Pull out every line of the records that contains the string "column", and copy each one.
** begin Input rows **
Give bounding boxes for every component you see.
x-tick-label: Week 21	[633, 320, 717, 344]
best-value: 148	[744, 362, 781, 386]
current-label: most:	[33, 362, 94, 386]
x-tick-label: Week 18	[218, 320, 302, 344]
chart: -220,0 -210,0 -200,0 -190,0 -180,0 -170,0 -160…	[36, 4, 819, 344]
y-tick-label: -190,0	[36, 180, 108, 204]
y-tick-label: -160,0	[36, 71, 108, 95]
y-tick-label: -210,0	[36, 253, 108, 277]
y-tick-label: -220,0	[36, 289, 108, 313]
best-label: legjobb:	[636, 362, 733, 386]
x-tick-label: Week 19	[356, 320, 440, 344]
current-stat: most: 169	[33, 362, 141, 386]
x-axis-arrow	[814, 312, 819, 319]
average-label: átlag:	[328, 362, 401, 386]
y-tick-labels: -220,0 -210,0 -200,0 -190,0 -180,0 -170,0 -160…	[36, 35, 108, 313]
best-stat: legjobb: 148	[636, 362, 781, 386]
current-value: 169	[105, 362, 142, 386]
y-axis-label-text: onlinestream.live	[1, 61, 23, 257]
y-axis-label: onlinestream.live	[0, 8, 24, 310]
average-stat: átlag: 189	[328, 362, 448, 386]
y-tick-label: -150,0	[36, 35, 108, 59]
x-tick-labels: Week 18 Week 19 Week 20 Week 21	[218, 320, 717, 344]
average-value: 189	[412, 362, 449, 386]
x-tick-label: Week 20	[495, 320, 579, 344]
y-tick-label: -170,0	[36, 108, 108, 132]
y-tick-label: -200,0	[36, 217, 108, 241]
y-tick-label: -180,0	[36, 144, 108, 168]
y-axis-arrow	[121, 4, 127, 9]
** end Input rows **
** begin Input rows **
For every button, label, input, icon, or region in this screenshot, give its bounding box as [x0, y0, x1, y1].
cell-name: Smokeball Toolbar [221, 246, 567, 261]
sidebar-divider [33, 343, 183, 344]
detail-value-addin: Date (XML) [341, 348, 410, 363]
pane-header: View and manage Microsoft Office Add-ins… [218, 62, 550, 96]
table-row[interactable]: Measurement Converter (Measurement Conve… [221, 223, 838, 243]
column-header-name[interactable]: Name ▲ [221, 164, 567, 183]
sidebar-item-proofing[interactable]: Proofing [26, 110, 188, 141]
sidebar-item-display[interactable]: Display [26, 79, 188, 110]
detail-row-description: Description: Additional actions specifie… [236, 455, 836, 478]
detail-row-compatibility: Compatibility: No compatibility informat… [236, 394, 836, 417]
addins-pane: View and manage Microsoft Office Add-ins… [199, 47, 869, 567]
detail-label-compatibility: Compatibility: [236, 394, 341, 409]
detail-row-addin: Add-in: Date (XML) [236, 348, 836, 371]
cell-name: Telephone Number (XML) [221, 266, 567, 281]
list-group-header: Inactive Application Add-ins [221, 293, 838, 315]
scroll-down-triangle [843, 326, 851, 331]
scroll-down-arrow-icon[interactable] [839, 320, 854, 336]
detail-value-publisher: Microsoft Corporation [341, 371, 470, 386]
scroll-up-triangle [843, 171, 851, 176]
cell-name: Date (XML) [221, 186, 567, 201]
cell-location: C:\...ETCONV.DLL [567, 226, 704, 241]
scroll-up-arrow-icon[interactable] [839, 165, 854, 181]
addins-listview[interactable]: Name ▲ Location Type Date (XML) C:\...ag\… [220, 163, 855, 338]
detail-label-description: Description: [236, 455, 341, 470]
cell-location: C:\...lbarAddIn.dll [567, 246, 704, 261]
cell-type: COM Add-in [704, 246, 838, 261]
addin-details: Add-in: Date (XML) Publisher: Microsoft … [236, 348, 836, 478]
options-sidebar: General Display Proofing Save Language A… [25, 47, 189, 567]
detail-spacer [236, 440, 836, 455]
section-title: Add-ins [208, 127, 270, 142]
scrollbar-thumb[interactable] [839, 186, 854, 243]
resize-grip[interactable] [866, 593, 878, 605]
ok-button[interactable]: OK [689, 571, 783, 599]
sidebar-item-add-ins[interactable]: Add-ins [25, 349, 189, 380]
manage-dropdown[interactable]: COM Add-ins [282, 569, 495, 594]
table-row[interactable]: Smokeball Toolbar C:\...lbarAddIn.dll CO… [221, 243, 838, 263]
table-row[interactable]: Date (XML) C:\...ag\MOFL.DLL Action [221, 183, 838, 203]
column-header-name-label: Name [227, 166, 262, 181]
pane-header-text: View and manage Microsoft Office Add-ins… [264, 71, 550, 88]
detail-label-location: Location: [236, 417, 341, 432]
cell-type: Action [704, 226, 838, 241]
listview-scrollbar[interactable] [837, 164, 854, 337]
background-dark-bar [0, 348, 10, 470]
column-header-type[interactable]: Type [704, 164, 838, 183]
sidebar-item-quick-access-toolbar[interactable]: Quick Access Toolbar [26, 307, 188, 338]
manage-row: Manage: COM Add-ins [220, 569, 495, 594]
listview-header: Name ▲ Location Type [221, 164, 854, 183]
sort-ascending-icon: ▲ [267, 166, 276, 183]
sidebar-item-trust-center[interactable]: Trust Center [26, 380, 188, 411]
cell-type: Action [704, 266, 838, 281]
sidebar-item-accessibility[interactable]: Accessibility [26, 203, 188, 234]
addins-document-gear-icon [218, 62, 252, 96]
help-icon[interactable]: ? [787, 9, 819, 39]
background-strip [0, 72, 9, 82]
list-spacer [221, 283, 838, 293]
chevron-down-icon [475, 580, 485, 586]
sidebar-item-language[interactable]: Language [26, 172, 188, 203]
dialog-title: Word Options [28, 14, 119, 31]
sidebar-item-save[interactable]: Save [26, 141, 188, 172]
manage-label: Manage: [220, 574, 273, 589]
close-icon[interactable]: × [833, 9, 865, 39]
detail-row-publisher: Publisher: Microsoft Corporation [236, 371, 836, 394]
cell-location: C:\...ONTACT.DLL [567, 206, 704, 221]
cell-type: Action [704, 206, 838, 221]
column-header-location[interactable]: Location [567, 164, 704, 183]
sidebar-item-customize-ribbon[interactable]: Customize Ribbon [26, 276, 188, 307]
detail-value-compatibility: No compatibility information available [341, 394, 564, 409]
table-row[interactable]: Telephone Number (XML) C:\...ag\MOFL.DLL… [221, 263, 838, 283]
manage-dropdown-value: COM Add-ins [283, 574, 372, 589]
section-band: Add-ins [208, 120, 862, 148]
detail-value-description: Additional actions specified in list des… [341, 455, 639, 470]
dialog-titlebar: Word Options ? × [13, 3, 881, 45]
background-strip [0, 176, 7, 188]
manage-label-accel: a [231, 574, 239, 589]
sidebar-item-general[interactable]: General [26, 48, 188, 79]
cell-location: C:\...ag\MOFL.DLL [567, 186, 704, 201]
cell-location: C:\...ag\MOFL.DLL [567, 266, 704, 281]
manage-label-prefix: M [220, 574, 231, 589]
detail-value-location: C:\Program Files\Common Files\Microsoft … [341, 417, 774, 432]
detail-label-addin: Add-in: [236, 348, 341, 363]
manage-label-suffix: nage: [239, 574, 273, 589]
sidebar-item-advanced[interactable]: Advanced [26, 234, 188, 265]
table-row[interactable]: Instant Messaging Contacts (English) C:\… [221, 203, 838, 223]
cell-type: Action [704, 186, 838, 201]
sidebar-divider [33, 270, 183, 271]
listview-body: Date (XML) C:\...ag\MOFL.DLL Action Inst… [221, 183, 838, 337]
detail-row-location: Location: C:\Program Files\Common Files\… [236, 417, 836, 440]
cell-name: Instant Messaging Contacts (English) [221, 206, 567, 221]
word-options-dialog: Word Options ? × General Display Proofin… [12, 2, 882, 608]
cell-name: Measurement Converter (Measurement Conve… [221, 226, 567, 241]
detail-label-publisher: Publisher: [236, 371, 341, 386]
** end Input rows **
● **Response for this exercise**
column-header-name[interactable]: Name ▲ [221, 164, 567, 183]
column-header-name-label: Name [227, 166, 262, 181]
column-header-type[interactable]: Type [704, 164, 838, 183]
column-header-location[interactable]: Location [567, 164, 704, 183]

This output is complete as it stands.